### EXERCISE DIRECTIONS
Copy every line that holds "object".

-- START EXCERPTED RECORDS --

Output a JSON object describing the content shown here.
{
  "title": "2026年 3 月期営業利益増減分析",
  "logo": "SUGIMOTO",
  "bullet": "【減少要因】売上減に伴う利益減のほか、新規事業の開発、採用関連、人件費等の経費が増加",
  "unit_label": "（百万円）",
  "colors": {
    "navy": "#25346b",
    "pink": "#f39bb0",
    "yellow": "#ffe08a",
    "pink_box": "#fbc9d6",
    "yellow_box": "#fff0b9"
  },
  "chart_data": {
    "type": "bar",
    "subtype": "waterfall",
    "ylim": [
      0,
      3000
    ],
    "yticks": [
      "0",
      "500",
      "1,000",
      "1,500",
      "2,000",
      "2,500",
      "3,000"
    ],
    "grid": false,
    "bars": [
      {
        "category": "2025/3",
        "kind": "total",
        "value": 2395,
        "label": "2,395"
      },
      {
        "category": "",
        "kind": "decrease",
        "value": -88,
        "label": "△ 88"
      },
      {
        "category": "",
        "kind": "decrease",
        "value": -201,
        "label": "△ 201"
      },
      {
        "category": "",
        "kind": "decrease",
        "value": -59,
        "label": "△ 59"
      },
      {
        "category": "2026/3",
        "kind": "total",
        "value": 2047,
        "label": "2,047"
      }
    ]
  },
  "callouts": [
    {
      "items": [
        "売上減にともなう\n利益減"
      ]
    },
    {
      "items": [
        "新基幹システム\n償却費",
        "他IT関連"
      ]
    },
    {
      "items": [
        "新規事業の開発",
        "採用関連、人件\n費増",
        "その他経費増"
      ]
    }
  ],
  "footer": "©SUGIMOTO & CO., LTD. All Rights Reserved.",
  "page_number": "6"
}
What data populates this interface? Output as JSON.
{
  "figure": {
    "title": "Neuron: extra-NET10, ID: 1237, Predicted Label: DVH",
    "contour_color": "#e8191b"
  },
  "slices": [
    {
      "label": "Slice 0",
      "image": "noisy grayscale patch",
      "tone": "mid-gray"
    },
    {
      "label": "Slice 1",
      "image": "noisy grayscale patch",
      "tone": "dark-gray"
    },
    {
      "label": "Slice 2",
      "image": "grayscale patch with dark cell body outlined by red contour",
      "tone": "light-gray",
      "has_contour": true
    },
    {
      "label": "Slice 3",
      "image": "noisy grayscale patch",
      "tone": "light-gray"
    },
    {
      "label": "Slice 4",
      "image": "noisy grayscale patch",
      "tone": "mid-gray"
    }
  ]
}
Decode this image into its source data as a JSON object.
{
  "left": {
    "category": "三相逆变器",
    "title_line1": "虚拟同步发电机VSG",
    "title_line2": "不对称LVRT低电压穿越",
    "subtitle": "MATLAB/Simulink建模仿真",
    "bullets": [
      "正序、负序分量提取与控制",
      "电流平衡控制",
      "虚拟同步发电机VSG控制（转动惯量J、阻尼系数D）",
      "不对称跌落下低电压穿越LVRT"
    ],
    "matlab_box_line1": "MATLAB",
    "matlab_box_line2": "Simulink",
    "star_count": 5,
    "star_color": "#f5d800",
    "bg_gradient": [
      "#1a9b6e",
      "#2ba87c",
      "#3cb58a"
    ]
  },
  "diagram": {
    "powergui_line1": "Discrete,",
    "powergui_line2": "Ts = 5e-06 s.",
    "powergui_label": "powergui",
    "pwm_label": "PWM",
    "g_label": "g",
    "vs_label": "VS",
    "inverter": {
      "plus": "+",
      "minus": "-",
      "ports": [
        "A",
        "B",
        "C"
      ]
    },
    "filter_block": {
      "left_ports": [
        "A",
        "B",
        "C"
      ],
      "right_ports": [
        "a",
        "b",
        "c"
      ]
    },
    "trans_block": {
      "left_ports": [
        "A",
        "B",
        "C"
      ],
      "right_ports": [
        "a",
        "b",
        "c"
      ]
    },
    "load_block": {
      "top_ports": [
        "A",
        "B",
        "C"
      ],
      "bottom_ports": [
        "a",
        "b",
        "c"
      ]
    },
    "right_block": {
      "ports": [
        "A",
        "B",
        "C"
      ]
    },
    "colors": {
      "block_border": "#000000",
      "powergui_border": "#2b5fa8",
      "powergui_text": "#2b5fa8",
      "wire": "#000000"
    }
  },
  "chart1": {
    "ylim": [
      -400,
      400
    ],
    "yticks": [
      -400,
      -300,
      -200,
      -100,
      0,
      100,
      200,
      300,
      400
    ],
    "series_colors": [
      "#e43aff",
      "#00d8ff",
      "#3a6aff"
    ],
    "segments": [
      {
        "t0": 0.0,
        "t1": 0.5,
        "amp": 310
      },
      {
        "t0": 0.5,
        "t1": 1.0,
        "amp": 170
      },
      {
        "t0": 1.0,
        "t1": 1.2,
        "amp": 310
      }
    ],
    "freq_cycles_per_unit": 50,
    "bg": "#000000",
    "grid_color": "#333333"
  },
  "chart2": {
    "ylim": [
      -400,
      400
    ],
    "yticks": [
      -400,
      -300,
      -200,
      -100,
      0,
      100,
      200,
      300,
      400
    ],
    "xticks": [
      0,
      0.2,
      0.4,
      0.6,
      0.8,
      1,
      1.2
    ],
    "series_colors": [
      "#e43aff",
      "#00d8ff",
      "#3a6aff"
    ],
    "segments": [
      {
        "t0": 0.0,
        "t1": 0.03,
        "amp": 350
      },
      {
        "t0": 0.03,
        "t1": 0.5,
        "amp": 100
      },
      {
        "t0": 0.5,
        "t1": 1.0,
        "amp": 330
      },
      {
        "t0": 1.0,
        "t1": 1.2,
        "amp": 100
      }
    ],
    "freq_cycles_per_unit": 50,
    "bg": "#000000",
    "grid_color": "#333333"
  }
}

-- END EXCERPTED RECORDS --

### SOLUTION BELOW
Output a JSON object describing the content shown here.
Decode this image into its source data as a JSON object.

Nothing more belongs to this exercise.